_Text to read:_
The parties do not dispute that the STI was a nondiscretionary bonus. See March 24, 2015 

recording of oral argument; see also Dkt. No. 64 at 9-12; Dkt. No. 66 at 12. The STI program was 

tied to individual, store, and company performance. See Dkt. No. 64-9, Ex. A at 1. Defendant

used the following formula to calculate a store associate’s STI bonus: 

= (Store Associate’s Monthly Eligible Earnings for the Fiscal 

Month) x (Store All Channel Revenue Incentive Target Percentage) 

x (Store All Channel Revenue Score1). 

Dkt. No. 64-9, ¶ 9; Dkt. No. 64-9, Ex. A at 7. For purposes of the STI program, an employee’s 

monthly eligible earnings included all regular, overtime, holiday, and other paid leave pay, but did 

not include the value of any discounts or points that employees received through Defendant’s 

employee discount program or the Path to Excellence program. Dkt. No. 64-9, ¶ 9. The fiscal 

year 2015 Store All Channel Revenue Incentive Target was 5% for Plaintiff’s position. Dkt. No.

_Tasks and exercises:_
1/ In the STI bonus passage, what was the fiscal year 2015 Store All Channel Revenue Incentive Target for Plaintiff's position?
2/ Reproduce verbatim the portion of the STI bonus passage that opens with the words containing "Month) x (Store" and closes with "position. Dkt. No.".
The entries play no part in this.

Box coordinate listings

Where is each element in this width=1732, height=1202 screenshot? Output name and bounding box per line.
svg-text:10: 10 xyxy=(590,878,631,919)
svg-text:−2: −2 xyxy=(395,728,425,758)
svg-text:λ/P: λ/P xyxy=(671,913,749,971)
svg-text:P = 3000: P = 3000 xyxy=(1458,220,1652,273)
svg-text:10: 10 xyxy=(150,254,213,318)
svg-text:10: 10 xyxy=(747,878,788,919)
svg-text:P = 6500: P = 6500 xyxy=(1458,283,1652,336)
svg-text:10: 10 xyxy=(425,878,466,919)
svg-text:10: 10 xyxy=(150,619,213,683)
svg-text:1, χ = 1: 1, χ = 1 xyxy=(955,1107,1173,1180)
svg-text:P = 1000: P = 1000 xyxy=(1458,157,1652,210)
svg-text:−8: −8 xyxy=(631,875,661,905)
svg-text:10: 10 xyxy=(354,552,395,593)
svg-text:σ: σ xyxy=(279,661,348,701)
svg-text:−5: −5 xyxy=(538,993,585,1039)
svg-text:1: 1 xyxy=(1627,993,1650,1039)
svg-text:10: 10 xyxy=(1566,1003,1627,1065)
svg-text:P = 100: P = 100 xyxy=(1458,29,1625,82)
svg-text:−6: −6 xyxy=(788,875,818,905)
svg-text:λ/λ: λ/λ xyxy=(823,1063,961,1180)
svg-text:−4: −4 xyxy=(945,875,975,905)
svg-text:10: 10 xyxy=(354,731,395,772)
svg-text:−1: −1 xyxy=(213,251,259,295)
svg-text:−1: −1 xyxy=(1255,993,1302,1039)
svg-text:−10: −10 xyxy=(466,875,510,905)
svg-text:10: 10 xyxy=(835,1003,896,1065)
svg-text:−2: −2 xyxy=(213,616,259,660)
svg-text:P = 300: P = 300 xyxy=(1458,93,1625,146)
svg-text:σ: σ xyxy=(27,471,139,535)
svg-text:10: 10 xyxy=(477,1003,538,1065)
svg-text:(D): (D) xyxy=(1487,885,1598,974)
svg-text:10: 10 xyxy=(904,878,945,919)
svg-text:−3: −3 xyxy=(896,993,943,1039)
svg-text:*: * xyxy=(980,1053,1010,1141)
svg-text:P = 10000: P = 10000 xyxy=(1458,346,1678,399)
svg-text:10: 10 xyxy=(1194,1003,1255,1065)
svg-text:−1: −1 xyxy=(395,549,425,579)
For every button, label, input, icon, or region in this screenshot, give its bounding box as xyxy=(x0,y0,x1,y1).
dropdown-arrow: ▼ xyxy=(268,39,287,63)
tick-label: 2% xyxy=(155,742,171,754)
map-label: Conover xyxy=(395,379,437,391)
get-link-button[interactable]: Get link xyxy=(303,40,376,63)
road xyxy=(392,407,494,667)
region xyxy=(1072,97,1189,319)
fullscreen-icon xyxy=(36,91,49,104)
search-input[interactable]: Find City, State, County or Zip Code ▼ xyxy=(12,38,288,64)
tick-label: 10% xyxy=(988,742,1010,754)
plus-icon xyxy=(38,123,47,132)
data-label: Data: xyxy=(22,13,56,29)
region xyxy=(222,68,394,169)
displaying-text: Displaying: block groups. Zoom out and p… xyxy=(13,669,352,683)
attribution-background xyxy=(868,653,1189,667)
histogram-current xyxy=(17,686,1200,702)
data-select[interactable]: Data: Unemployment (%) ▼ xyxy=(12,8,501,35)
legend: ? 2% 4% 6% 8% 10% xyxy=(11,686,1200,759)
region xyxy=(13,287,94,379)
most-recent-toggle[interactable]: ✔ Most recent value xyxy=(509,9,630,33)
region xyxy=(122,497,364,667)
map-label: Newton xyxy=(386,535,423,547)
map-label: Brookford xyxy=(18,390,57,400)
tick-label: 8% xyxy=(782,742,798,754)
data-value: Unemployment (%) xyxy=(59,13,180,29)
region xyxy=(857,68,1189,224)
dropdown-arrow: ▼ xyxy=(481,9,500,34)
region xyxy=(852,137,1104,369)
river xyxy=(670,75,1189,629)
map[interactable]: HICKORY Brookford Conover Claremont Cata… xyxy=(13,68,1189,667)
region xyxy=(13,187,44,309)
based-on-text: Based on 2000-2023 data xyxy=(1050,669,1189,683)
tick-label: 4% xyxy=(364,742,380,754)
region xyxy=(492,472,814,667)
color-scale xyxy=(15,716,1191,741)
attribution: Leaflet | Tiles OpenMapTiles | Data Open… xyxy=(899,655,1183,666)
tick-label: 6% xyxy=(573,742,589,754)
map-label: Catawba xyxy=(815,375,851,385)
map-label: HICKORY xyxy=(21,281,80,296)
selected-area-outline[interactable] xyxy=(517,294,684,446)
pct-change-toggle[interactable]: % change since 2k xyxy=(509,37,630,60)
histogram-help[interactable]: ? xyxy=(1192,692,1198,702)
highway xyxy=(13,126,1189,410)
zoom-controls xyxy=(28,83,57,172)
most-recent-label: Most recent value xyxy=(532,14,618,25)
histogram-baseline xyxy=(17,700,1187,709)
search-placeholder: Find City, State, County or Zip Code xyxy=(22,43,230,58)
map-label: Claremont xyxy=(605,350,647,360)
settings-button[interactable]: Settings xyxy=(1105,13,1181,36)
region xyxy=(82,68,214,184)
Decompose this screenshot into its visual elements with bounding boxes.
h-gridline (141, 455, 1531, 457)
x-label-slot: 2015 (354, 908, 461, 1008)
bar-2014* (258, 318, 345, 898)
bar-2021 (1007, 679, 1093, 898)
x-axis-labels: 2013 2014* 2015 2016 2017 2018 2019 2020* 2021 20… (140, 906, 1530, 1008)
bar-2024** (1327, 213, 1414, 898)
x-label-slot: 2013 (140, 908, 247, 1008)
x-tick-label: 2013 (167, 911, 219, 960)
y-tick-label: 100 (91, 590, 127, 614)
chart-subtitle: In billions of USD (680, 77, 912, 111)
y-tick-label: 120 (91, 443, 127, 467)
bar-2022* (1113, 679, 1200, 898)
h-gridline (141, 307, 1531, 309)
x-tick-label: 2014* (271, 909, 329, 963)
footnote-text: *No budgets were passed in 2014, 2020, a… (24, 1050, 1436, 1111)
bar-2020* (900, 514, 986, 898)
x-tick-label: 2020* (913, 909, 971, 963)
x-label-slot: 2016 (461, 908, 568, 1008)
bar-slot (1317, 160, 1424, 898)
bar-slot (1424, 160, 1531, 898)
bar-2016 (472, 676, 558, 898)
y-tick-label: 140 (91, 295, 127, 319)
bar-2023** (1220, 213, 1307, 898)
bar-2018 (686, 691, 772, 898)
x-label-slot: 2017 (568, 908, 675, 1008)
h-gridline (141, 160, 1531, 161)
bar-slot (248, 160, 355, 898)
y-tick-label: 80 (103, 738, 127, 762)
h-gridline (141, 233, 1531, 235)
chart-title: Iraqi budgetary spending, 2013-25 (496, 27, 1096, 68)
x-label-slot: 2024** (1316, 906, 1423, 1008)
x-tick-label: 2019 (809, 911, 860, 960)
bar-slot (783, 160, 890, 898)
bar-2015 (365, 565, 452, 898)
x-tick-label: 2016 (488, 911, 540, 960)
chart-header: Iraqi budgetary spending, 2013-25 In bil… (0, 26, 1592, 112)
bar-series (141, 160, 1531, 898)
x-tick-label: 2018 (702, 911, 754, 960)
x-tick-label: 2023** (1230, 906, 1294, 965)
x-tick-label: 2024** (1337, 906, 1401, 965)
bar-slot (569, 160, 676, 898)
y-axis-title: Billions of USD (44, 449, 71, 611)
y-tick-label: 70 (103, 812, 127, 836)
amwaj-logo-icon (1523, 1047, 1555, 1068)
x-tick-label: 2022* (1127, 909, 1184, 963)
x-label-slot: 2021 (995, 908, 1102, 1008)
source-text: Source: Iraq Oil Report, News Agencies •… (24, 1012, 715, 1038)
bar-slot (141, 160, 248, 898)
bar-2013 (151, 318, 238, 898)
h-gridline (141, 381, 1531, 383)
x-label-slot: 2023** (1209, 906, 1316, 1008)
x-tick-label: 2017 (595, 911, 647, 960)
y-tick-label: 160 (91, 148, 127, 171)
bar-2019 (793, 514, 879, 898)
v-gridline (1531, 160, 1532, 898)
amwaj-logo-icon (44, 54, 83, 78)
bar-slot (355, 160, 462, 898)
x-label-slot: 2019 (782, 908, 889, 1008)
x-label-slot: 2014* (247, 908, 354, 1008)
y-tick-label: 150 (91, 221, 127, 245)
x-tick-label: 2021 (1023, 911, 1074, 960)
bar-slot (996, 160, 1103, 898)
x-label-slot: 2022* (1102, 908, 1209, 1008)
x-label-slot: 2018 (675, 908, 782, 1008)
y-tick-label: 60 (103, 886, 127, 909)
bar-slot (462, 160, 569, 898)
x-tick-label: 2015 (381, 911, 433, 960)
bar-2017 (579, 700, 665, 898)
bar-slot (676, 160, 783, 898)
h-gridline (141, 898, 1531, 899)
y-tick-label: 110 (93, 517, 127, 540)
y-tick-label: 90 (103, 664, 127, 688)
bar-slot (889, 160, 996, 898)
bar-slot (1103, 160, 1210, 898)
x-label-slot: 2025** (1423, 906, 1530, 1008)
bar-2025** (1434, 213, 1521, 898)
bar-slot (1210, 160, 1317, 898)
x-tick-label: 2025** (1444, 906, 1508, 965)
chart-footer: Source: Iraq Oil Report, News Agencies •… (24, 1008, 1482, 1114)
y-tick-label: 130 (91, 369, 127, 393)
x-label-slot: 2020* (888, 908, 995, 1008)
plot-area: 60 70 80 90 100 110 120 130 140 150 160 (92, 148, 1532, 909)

_Responses in order:_
1/ 5%

2/
Month) x (Store All Channel Revenue Incentive Target Percentage) 

x (Store All Channel Revenue Score1). 

Dkt. No. 64-9, ¶ 9; Dkt. No. 64-9, Ex. A at 7. For purposes of the STI program, an employee’s 

monthly eligible earnings included all regular, overtime, holiday, and other paid leave pay, but did 

not include the value of any discounts or points that employees received through Defendant’s 

employee discount program or the Path to Excellence program. Dkt. No. 64-9, ¶ 9. The fiscal 

year 2015 Store All Channel Revenue Incentive Target was 5% for Plaintiff’s position. Dkt. No.